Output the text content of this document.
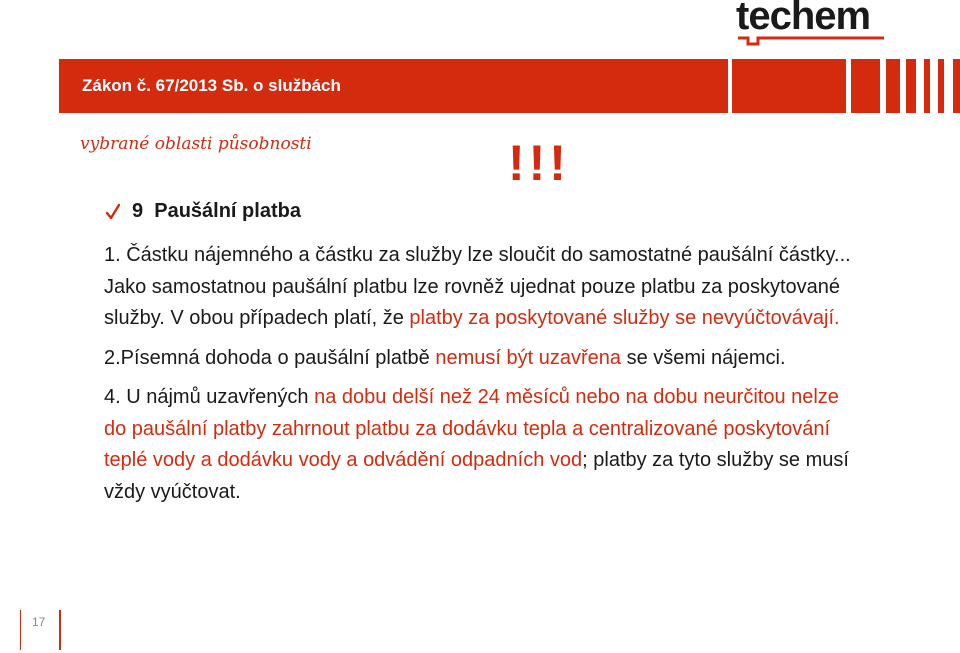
techem
Zákon č. 67/2013 Sb. o službách
vybrané oblasti působnosti	!!!
9  Paušální platba

1. Částku nájemného a částku za služby lze sloučit do samostatné paušální částky... Jako samostatnou paušální platbu lze rovněž ujednat pouze platbu za poskytované služby. V obou případech platí, že platby za poskytované služby se nevyúčtovávají.

2.Písemná dohoda o paušální platbě nemusí být uzavřena se všemi nájemci.

4. U nájmů uzavřených na dobu delší než 24 měsíců nebo na dobu neurčitou nelze do paušální platby zahrnout platbu za dodávku tepla a centralizované poskytování teplé vody a dodávku vody a odvádění odpadních vod; platby za tyto služby se musí vždy vyúčtovat.

17
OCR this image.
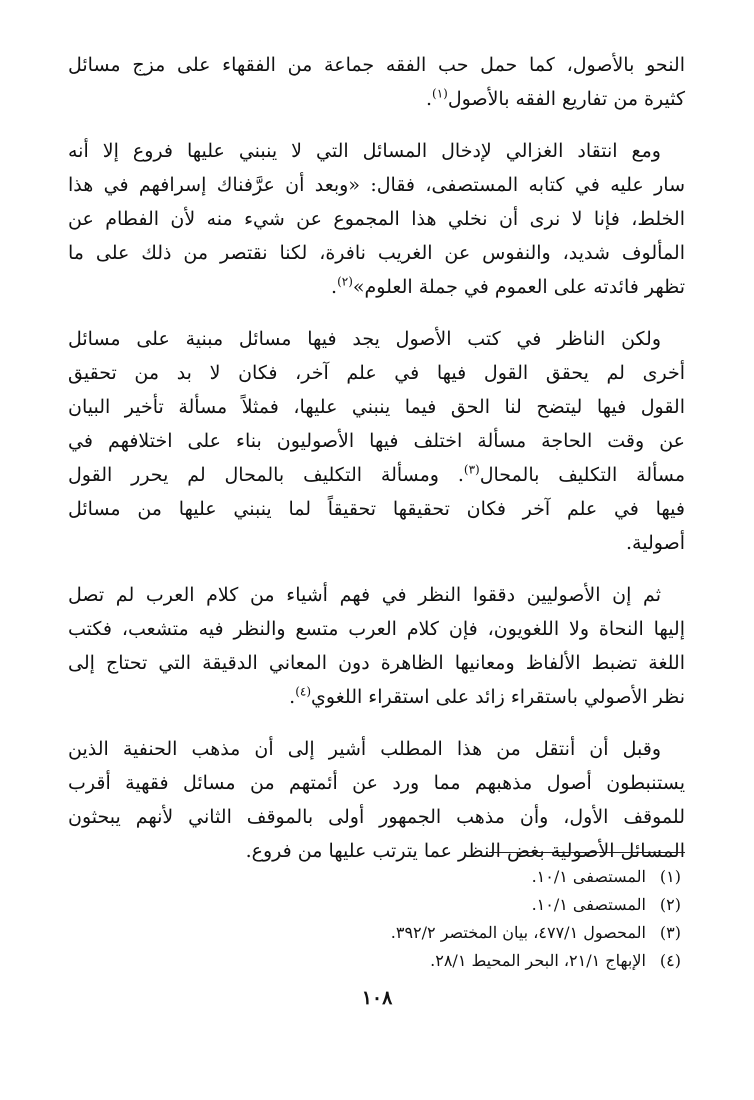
النحو بالأصول، كما حمل حب الفقه جماعة من الفقهاء على مزج مسائل
كثيرة من تفاريع الفقه بالأصول$^{(١)}$.

ومع انتقاد الغزالي لإدخال المسائل التي لا ينبني عليها فروع إلا أنه
سار عليه في كتابه المستصفى، فقال: «وبعد أن عرَّفناك إسرافهم في هذا
الخلط، فإنا لا نرى أن نخلي هذا المجموع عن شيء منه لأن الفطام عن
المألوف شديد، والنفوس عن الغريب نافرة، لكنا نقتصر من ذلك على ما
تظهر فائدته على العموم في جملة العلوم»$^{(٢)}$.

ولكن الناظر في كتب الأصول يجد فيها مسائل مبنية على مسائل
أخرى لم يحقق القول فيها في علم آخر، فكان لا بد من تحقيق
القول فيها ليتضح لنا الحق فيما ينبني عليها، فمثلاً مسألة تأخير البيان
عن وقت الحاجة مسألة اختلف فيها الأصوليون بناء على اختلافهم في
مسألة التكليف بالمحال$^{(٣)}$. ومسألة التكليف بالمحال لم يحرر القول
فيها في علم آخر فكان تحقيقها تحقيقاً لما ينبني عليها من مسائل
أصولية.

ثم إن الأصوليين دققوا النظر في فهم أشياء من كلام العرب لم تصل
إليها النحاة ولا اللغويون، فإن كلام العرب متسع والنظر فيه متشعب، فكتب
اللغة تضبط الألفاظ ومعانيها الظاهرة دون المعاني الدقيقة التي تحتاج إلى
نظر الأصولي باستقراء زائد على استقراء اللغوي$^{(٤)}$.

وقبل أن أنتقل من هذا المطلب أشير إلى أن مذهب الحنفية الذين
يستنبطون أصول مذهبهم مما ورد عن أئمتهم من مسائل فقهية أقرب
للموقف الأول، وأن مذهب الجمهور أولى بالموقف الثاني لأنهم يبحثون
المسائل الأصولية بغض النظر عما يترتب عليها من فروع.

(١) المستصفى ١٠/١.

(٢) المستصفى ١٠/١.

(٣) المحصول ٤٧٧/١، بيان المختصر ٣٩٢/٢.

(٤) الإبهاج ٢١/١، البحر المحيط ٢٨/١.

١٠٨
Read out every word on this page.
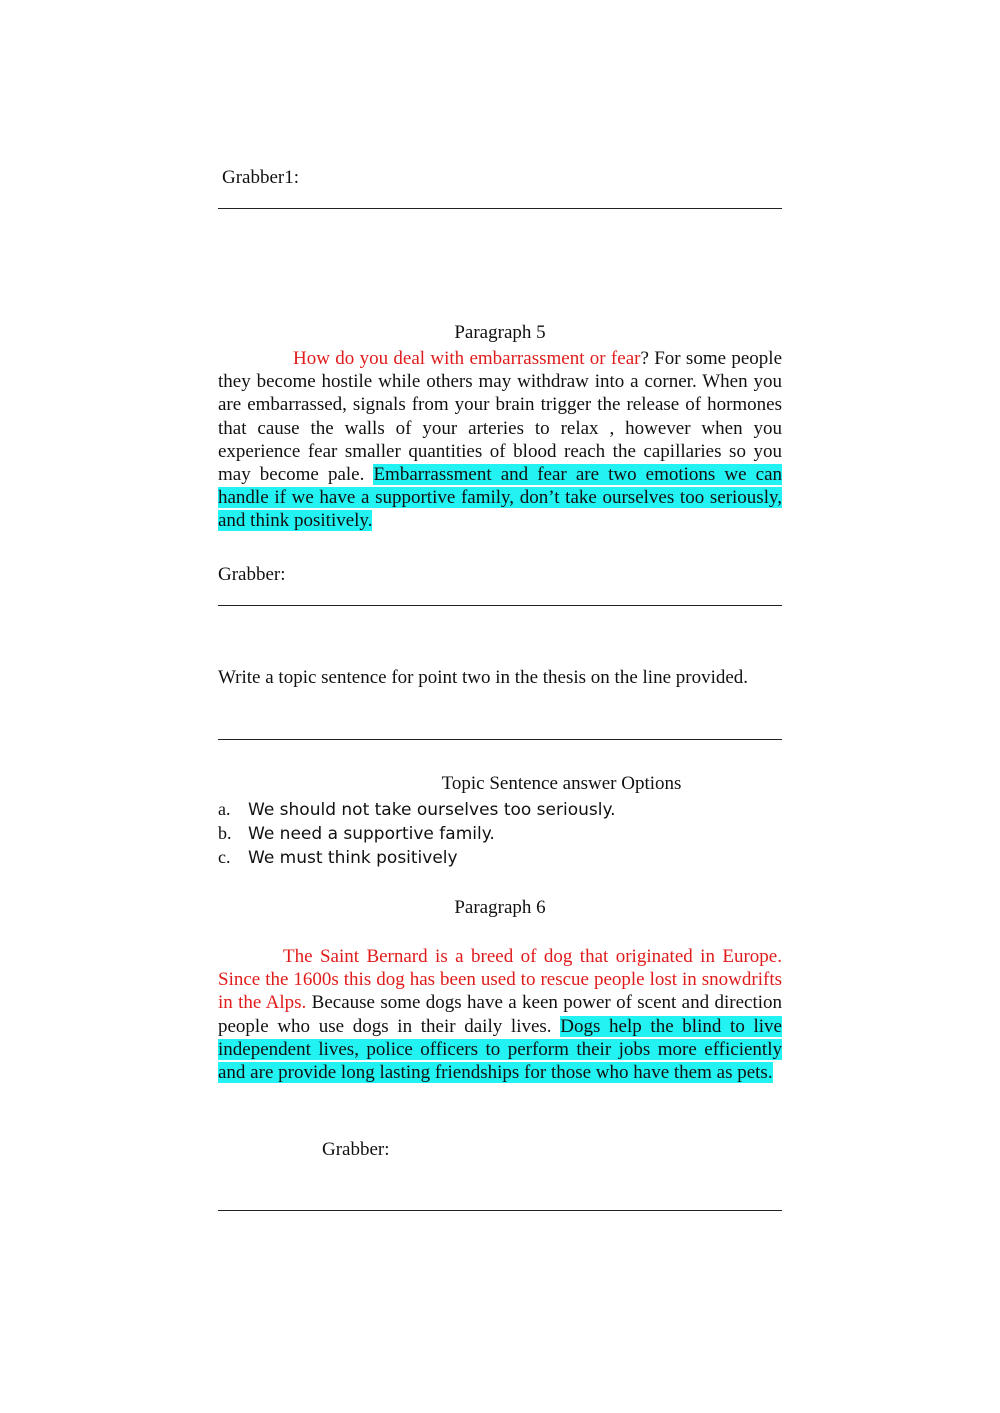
Grabber1:
Paragraph 5
How do you deal with embarrassment or fear? For some people they become hostile while others may withdraw into a corner. When you are embarrassed, signals from your brain trigger the release of hormones that cause the walls of your arteries to relax , however when you experience fear smaller quantities of blood reach the capillaries so you may become pale. Embarrassment and fear are two emotions we can handle if we have a supportive family, don’t take ourselves too seriously, and think positively.
Grabber:
Write a topic sentence for point two in the thesis on the line provided.
Topic Sentence answer Options
a. We should not take ourselves too seriously.
b. We need a supportive family.
c. We must think positively
Paragraph 6
The Saint Bernard is a breed of dog that originated in Europe. Since the 1600s this dog has been used to rescue people lost in snowdrifts in the Alps. Because some dogs have a keen power of scent and direction people who use dogs in their daily lives. Dogs help the blind to live independent lives, police officers to perform their jobs more efficiently and are provide long lasting friendships for those who have them as pets.
Grabber:
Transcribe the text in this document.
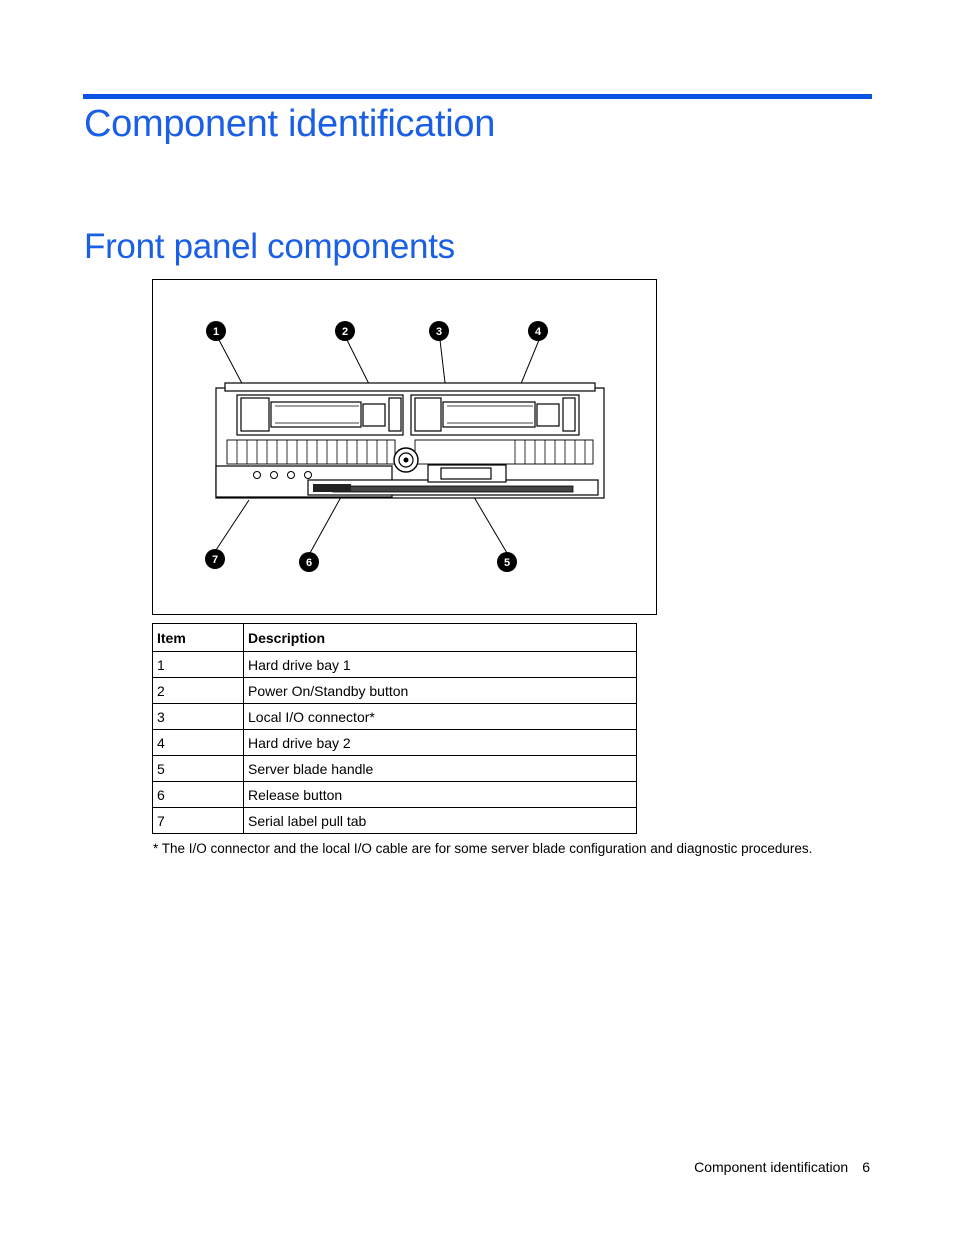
Component identification
Front panel components
1	2	3	4
5
6
7
Item	Description
1	Hard drive bay 1
2	Power On/Standby button
3	Local I/O connector*
4	Hard drive bay 2
5	Server blade handle
6	Release button
7	Serial label pull tab

* The I/O connector and the local I/O cable are for some server blade configuration and diagnostic procedures.

Component identification 6
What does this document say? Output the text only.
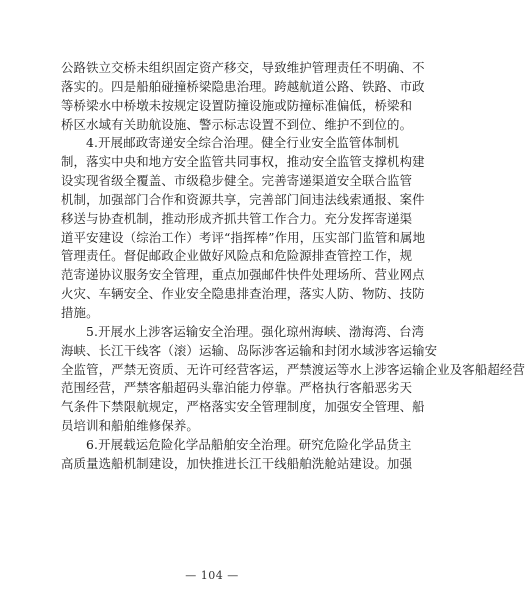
公路铁立交桥未组织固定资产移交，导致维护管理责任不明确、不
落实的。四是船舶碰撞桥梁隐患治理。跨越航道公路、铁路、市政
等桥梁水中桥墩未按规定设置防撞设施或防撞标准偏低，桥梁和
桥区水域有关助航设施、警示标志设置不到位、维护不到位的。
4.开展邮政寄递安全综合治理。健全行业安全监管体制机
制，落实中央和地方安全监管共同事权，推动安全监管支撑机构建
设实现省级全覆盖、市级稳步健全。完善寄递渠道安全联合监管
机制，加强部门合作和资源共享，完善部门间违法线索通报、案件
移送与协查机制，推动形成齐抓共管工作合力。充分发挥寄递渠
道平安建设（综治工作）考评“指挥棒”作用，压实部门监管和属地
管理责任。督促邮政企业做好风险点和危险源排查管控工作，规
范寄递协议服务安全管理，重点加强邮件快件处理场所、营业网点
火灾、车辆安全、作业安全隐患排查治理，落实人防、物防、技防
措施。
5.开展水上涉客运输安全治理。强化琼州海峡、渤海湾、台湾
海峡、长江干线客（滚）运输、岛际涉客运输和封闭水域涉客运输安
全监管，严禁无资质、无许可经营客运，严禁渡运等水上涉客运输企业及客船超经营
范围经营，严禁客船超码头靠泊能力停靠。严格执行客船恶劣天
气条件下禁限航规定，严格落实安全管理制度，加强安全管理、船
员培训和船舶维修保养。
6.开展载运危险化学品船舶安全治理。研究危险化学品货主
高质量选船机制建设，加快推进长江干线船舶洗舱站建设。加强
— 104 —
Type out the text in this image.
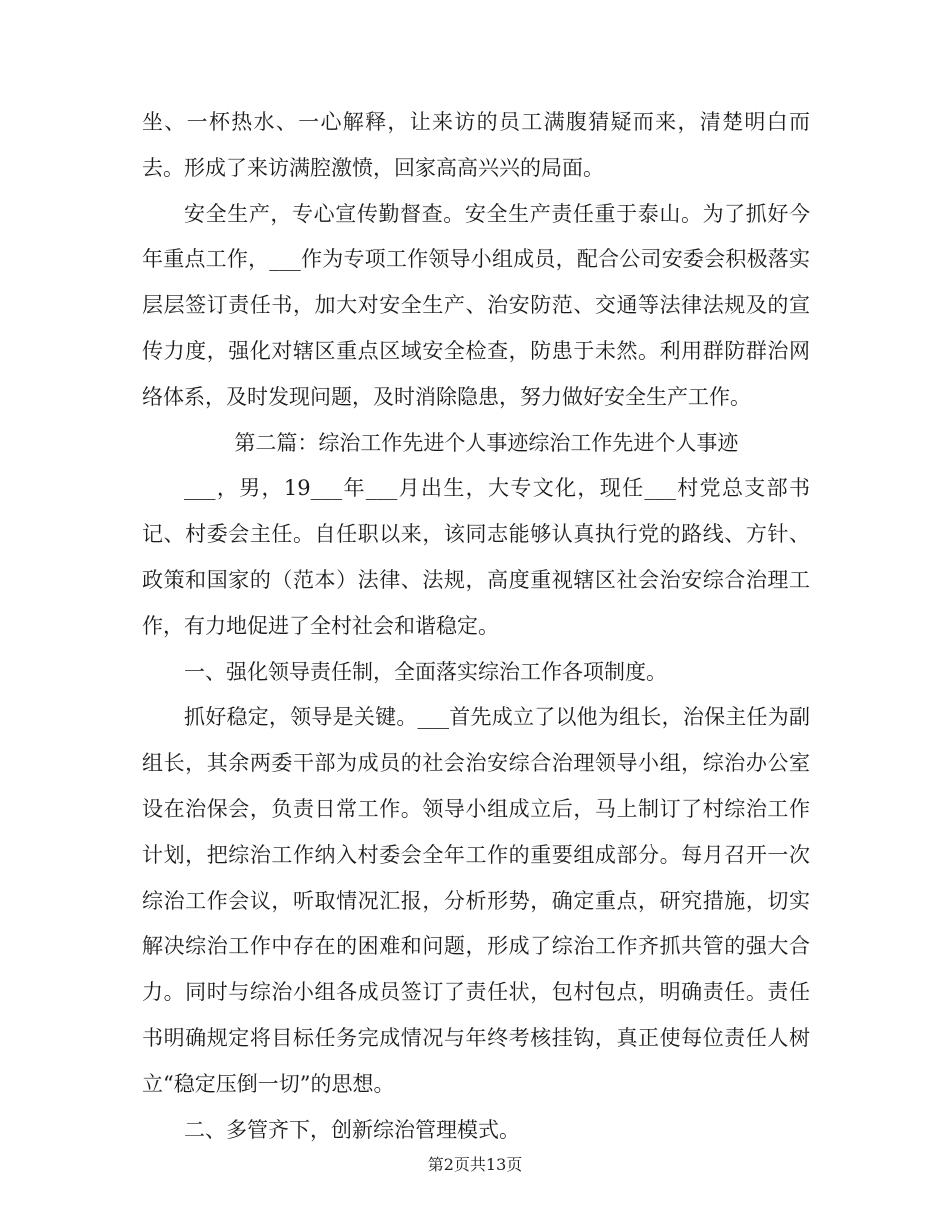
坐、一杯热水、一心解释，让来访的员工满腹猜疑而来，清楚明白而去。形成了来访满腔激愤，回家高高兴兴的局面。

安全生产，专心宣传勤督查。安全生产责任重于泰山。为了抓好今年重点工作，___作为专项工作领导小组成员，配合公司安委会积极落实层层签订责任书，加大对安全生产、治安防范、交通等法律法规及的宣传力度，强化对辖区重点区域安全检查，防患于未然。利用群防群治网络体系，及时发现问题，及时消除隐患，努力做好安全生产工作。

第二篇：综治工作先进个人事迹综治工作先进个人事迹

___，男，19___年___月出生，大专文化，现任___村党总支部书记、村委会主任。自任职以来，该同志能够认真执行党的路线、方针、政策和国家的（范本）法律、法规，高度重视辖区社会治安综合治理工作，有力地促进了全村社会和谐稳定。

一、强化领导责任制，全面落实综治工作各项制度。

抓好稳定，领导是关键。___首先成立了以他为组长，治保主任为副组长，其余两委干部为成员的社会治安综合治理领导小组，综治办公室设在治保会，负责日常工作。领导小组成立后，马上制订了村综治工作计划，把综治工作纳入村委会全年工作的重要组成部分。每月召开一次综治工作会议，听取情况汇报，分析形势，确定重点，研究措施，切实解决综治工作中存在的困难和问题，形成了综治工作齐抓共管的强大合力。同时与综治小组各成员签订了责任状，包村包点，明确责任。责任书明确规定将目标任务完成情况与年终考核挂钩，真正使每位责任人树立“稳定压倒一切”的思想。

二、多管齐下，创新综治管理模式。

第2页共13页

GOAL
Write out every entry again word for word, without any of the pictures.

RIGHT ANSWER
Output the text content of this document.
techem
Zákon č. 67/2013 Sb. o službách
vybrané oblasti působnosti	!!!
9  Paušální platba

1. Částku nájemného a částku za služby lze sloučit do samostatné paušální částky... Jako samostatnou paušální platbu lze rovněž ujednat pouze platbu za poskytované služby. V obou případech platí, že platby za poskytované služby se nevyúčtovávají.

2.Písemná dohoda o paušální platbě nemusí být uzavřena se všemi nájemci.

4. U nájmů uzavřených na dobu delší než 24 měsíců nebo na dobu neurčitou nelze do paušální platby zahrnout platbu za dodávku tepla a centralizované poskytování teplé vody a dodávku vody a odvádění odpadních vod; platby za tyto služby se musí vždy vyúčtovat.

17
OCR this image.
النحو بالأصول، كما حمل حب الفقه جماعة من الفقهاء على مزج مسائل
كثيرة من تفاريع الفقه بالأصول$^{(١)}$.

ومع انتقاد الغزالي لإدخال المسائل التي لا ينبني عليها فروع إلا أنه
سار عليه في كتابه المستصفى، فقال: «وبعد أن عرَّفناك إسرافهم في هذا
الخلط، فإنا لا نرى أن نخلي هذا المجموع عن شيء منه لأن الفطام عن
المألوف شديد، والنفوس عن الغريب نافرة، لكنا نقتصر من ذلك على ما
تظهر فائدته على العموم في جملة العلوم»$^{(٢)}$.

ولكن الناظر في كتب الأصول يجد فيها مسائل مبنية على مسائل
أخرى لم يحقق القول فيها في علم آخر، فكان لا بد من تحقيق
القول فيها ليتضح لنا الحق فيما ينبني عليها، فمثلاً مسألة تأخير البيان
عن وقت الحاجة مسألة اختلف فيها الأصوليون بناء على اختلافهم في
مسألة التكليف بالمحال$^{(٣)}$. ومسألة التكليف بالمحال لم يحرر القول
فيها في علم آخر فكان تحقيقها تحقيقاً لما ينبني عليها من مسائل
أصولية.

ثم إن الأصوليين دققوا النظر في فهم أشياء من كلام العرب لم تصل
إليها النحاة ولا اللغويون، فإن كلام العرب متسع والنظر فيه متشعب، فكتب
اللغة تضبط الألفاظ ومعانيها الظاهرة دون المعاني الدقيقة التي تحتاج إلى
نظر الأصولي باستقراء زائد على استقراء اللغوي$^{(٤)}$.

وقبل أن أنتقل من هذا المطلب أشير إلى أن مذهب الحنفية الذين
يستنبطون أصول مذهبهم مما ورد عن أئمتهم من مسائل فقهية أقرب
للموقف الأول، وأن مذهب الجمهور أولى بالموقف الثاني لأنهم يبحثون
المسائل الأصولية بغض النظر عما يترتب عليها من فروع.

(١) المستصفى ١٠/١.

(٢) المستصفى ١٠/١.

(٣) المحصول ٤٧٧/١، بيان المختصر ٣٩٢/٢.

(٤) الإبهاج ٢١/١، البحر المحيط ٢٨/١.

١٠٨
Read out every word on this page.
Grabber1:
Paragraph 5
How do you deal with embarrassment or fear? For some people they become hostile while others may withdraw into a corner. When you are embarrassed, signals from your brain trigger the release of hormones that cause the walls of your arteries to relax , however when you experience fear smaller quantities of blood reach the capillaries so you may become pale. Embarrassment and fear are two emotions we can handle if we have a supportive family, don’t take ourselves too seriously, and think positively.
Grabber:
Write a topic sentence for point two in the thesis on the line provided.
Topic Sentence answer Options
a. We should not take ourselves too seriously.
b. We need a supportive family.
c. We must think positively
Paragraph 6
The Saint Bernard is a breed of dog that originated in Europe. Since the 1600s this dog has been used to rescue people lost in snowdrifts in the Alps. Because some dogs have a keen power of scent and direction people who use dogs in their daily lives. Dogs help the blind to live independent lives, police officers to perform their jobs more efficiently and are provide long lasting friendships for those who have them as pets.
Grabber:
Transcribe the text in this document.
Component identification
Front panel components
1	2	3	4
5
6
7
Item	Description
1	Hard drive bay 1
2	Power On/Standby button
3	Local I/O connector*
4	Hard drive bay 2
5	Server blade handle
6	Release button
7	Serial label pull tab

* The I/O connector and the local I/O cable are for some server blade configuration and diagnostic procedures.

Component identification 6
What does this document say? Output the text only.
公路铁立交桥未组织固定资产移交，导致维护管理责任不明确、不
落实的。四是船舶碰撞桥梁隐患治理。跨越航道公路、铁路、市政
等桥梁水中桥墩未按规定设置防撞设施或防撞标准偏低，桥梁和
桥区水域有关助航设施、警示标志设置不到位、维护不到位的。
4.开展邮政寄递安全综合治理。健全行业安全监管体制机
制，落实中央和地方安全监管共同事权，推动安全监管支撑机构建
设实现省级全覆盖、市级稳步健全。完善寄递渠道安全联合监管
机制，加强部门合作和资源共享，完善部门间违法线索通报、案件
移送与协查机制，推动形成齐抓共管工作合力。充分发挥寄递渠
道平安建设（综治工作）考评“指挥棒”作用，压实部门监管和属地
管理责任。督促邮政企业做好风险点和危险源排查管控工作，规
范寄递协议服务安全管理，重点加强邮件快件处理场所、营业网点
火灾、车辆安全、作业安全隐患排查治理，落实人防、物防、技防
措施。
5.开展水上涉客运输安全治理。强化琼州海峡、渤海湾、台湾
海峡、长江干线客（滚）运输、岛际涉客运输和封闭水域涉客运输安
全监管，严禁无资质、无许可经营客运，严禁渡运等水上涉客运输企业及客船超经营
范围经营，严禁客船超码头靠泊能力停靠。严格执行客船恶劣天
气条件下禁限航规定，严格落实安全管理制度，加强安全管理、船
员培训和船舶维修保养。
6.开展载运危险化学品船舶安全治理。研究危险化学品货主
高质量选船机制建设，加快推进长江干线船舶洗舱站建设。加强
— 104 —
Type out the text in this image.
坐、一杯热水、一心解释，让来访的员工满腹猜疑而来，清楚明白而去。形成了来访满腔激愤，回家高高兴兴的局面。

安全生产，专心宣传勤督查。安全生产责任重于泰山。为了抓好今年重点工作，___作为专项工作领导小组成员，配合公司安委会积极落实层层签订责任书，加大对安全生产、治安防范、交通等法律法规及的宣传力度，强化对辖区重点区域安全检查，防患于未然。利用群防群治网络体系，及时发现问题，及时消除隐患，努力做好安全生产工作。

第二篇：综治工作先进个人事迹综治工作先进个人事迹

___，男，19___年___月出生，大专文化，现任___村党总支部书记、村委会主任。自任职以来，该同志能够认真执行党的路线、方针、政策和国家的（范本）法律、法规，高度重视辖区社会治安综合治理工作，有力地促进了全村社会和谐稳定。

一、强化领导责任制，全面落实综治工作各项制度。

抓好稳定，领导是关键。___首先成立了以他为组长，治保主任为副组长，其余两委干部为成员的社会治安综合治理领导小组，综治办公室设在治保会，负责日常工作。领导小组成立后，马上制订了村综治工作计划，把综治工作纳入村委会全年工作的重要组成部分。每月召开一次综治工作会议，听取情况汇报，分析形势，确定重点，研究措施，切实解决综治工作中存在的困难和问题，形成了综治工作齐抓共管的强大合力。同时与综治小组各成员签订了责任状，包村包点，明确责任。责任书明确规定将目标任务完成情况与年终考核挂钩，真正使每位责任人树立“稳定压倒一切”的思想。

二、多管齐下，创新综治管理模式。

第2页共13页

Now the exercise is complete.